§ Information shown
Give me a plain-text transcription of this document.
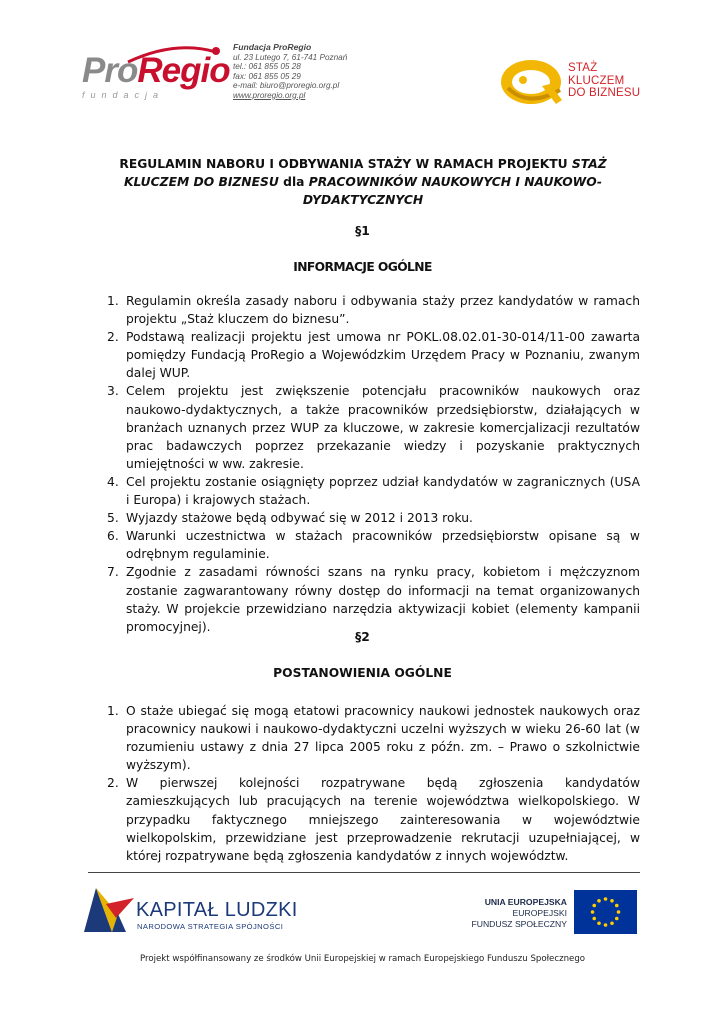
ProRegio
fundacja
Fundacja ProRegio
ul. 23 Lutego 7, 61-741 Poznań
tel.: 061 855 05 28
fax: 061 855 05 29
e-mail: biuro@proregio.org.pl
www.proregio.org.pl
STAŻ
KLUCZEM
DO BIZNESU
REGULAMIN NABORU I ODBYWANIA STAŻY W RAMACH PROJEKTU STAŻ KLUCZEM DO BIZNESU dla PRACOWNIKÓW NAUKOWYCH I NAUKOWO-DYDAKTYCZNYCH
§1
INFORMACJE OGÓLNE
1. Regulamin określa zasady naboru i odbywania staży przez kandydatów w ramach projektu „Staż kluczem do biznesu”.
2. Podstawą realizacji projektu jest umowa nr POKL.08.02.01-30-014/11-00 zawarta pomiędzy Fundacją ProRegio a Wojewódzkim Urzędem Pracy w Poznaniu, zwanym dalej WUP.
3. Celem projektu jest zwiększenie potencjału pracowników naukowych oraz naukowo-dydaktycznych, a także pracowników przedsiębiorstw, działających w branżach uznanych przez WUP za kluczowe, w zakresie komercjalizacji rezultatów prac badawczych poprzez przekazanie wiedzy i pozyskanie praktycznych umiejętności w ww. zakresie.
4. Cel projektu zostanie osiągnięty poprzez udział kandydatów w zagranicznych (USA i Europa) i krajowych stażach.
5. Wyjazdy stażowe będą odbywać się w 2012 i 2013 roku.
6. Warunki uczestnictwa w stażach pracowników przedsiębiorstw opisane są w odrębnym regulaminie.
7. Zgodnie z zasadami równości szans na rynku pracy, kobietom i mężczyznom zostanie zagwarantowany równy dostęp do informacji na temat organizowanych staży. W projekcie przewidziano narzędzia aktywizacji kobiet (elementy kampanii promocyjnej).
§2
POSTANOWIENIA OGÓLNE
1. O staże ubiegać się mogą etatowi pracownicy naukowi jednostek naukowych oraz pracownicy naukowi i naukowo-dydaktyczni uczelni wyższych w wieku 26-60 lat (w rozumieniu ustawy z dnia 27 lipca 2005 roku z późn. zm. – Prawo o szkolnictwie wyższym).
2. W pierwszej kolejności rozpatrywane będą zgłoszenia kandydatów zamieszkujących lub pracujących na terenie województwa wielkopolskiego. W przypadku faktycznego mniejszego zainteresowania w województwie wielkopolskim, przewidziane jest przeprowadzenie rekrutacji uzupełniającej, w której rozpatrywane będą zgłoszenia kandydatów z innych województw.
KAPITAŁ LUDZKI
NARODOWA STRATEGIA SPÓJNOŚCI
UNIA EUROPEJSKA
EUROPEJSKI
FUNDUSZ SPOŁECZNY
Projekt współfinansowany ze środków Unii Europejskiej w ramach Europejskiego Funduszu Społecznego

§ Set task
The entries above are to be returned exactly, without their pictures.

§ Solution to this exercise
Give me a plain-text transcription of this document.
ProRegio
fundacja
Fundacja ProRegio
ul. 23 Lutego 7, 61-741 Poznań
tel.: 061 855 05 28
fax: 061 855 05 29
e-mail: biuro@proregio.org.pl
www.proregio.org.pl
STAŻ
KLUCZEM
DO BIZNESU
REGULAMIN NABORU I ODBYWANIA STAŻY W RAMACH PROJEKTU STAŻ KLUCZEM DO BIZNESU dla PRACOWNIKÓW NAUKOWYCH I NAUKOWO-DYDAKTYCZNYCH
§1
INFORMACJE OGÓLNE
1. Regulamin określa zasady naboru i odbywania staży przez kandydatów w ramach projektu „Staż kluczem do biznesu”.
2. Podstawą realizacji projektu jest umowa nr POKL.08.02.01-30-014/11-00 zawarta pomiędzy Fundacją ProRegio a Wojewódzkim Urzędem Pracy w Poznaniu, zwanym dalej WUP.
3. Celem projektu jest zwiększenie potencjału pracowników naukowych oraz naukowo-dydaktycznych, a także pracowników przedsiębiorstw, działających w branżach uznanych przez WUP za kluczowe, w zakresie komercjalizacji rezultatów prac badawczych poprzez przekazanie wiedzy i pozyskanie praktycznych umiejętności w ww. zakresie.
4. Cel projektu zostanie osiągnięty poprzez udział kandydatów w zagranicznych (USA i Europa) i krajowych stażach.
5. Wyjazdy stażowe będą odbywać się w 2012 i 2013 roku.
6. Warunki uczestnictwa w stażach pracowników przedsiębiorstw opisane są w odrębnym regulaminie.
7. Zgodnie z zasadami równości szans na rynku pracy, kobietom i mężczyznom zostanie zagwarantowany równy dostęp do informacji na temat organizowanych staży. W projekcie przewidziano narzędzia aktywizacji kobiet (elementy kampanii promocyjnej).
§2
POSTANOWIENIA OGÓLNE
1. O staże ubiegać się mogą etatowi pracownicy naukowi jednostek naukowych oraz pracownicy naukowi i naukowo-dydaktyczni uczelni wyższych w wieku 26-60 lat (w rozumieniu ustawy z dnia 27 lipca 2005 roku z późn. zm. – Prawo o szkolnictwie wyższym).
2. W pierwszej kolejności rozpatrywane będą zgłoszenia kandydatów zamieszkujących lub pracujących na terenie województwa wielkopolskiego. W przypadku faktycznego mniejszego zainteresowania w województwie wielkopolskim, przewidziane jest przeprowadzenie rekrutacji uzupełniającej, w której rozpatrywane będą zgłoszenia kandydatów z innych województw.
KAPITAŁ LUDZKI
NARODOWA STRATEGIA SPÓJNOŚCI
UNIA EUROPEJSKA
EUROPEJSKI
FUNDUSZ SPOŁECZNY
Projekt współfinansowany ze środków Unii Europejskiej w ramach Europejskiego Funduszu Społecznego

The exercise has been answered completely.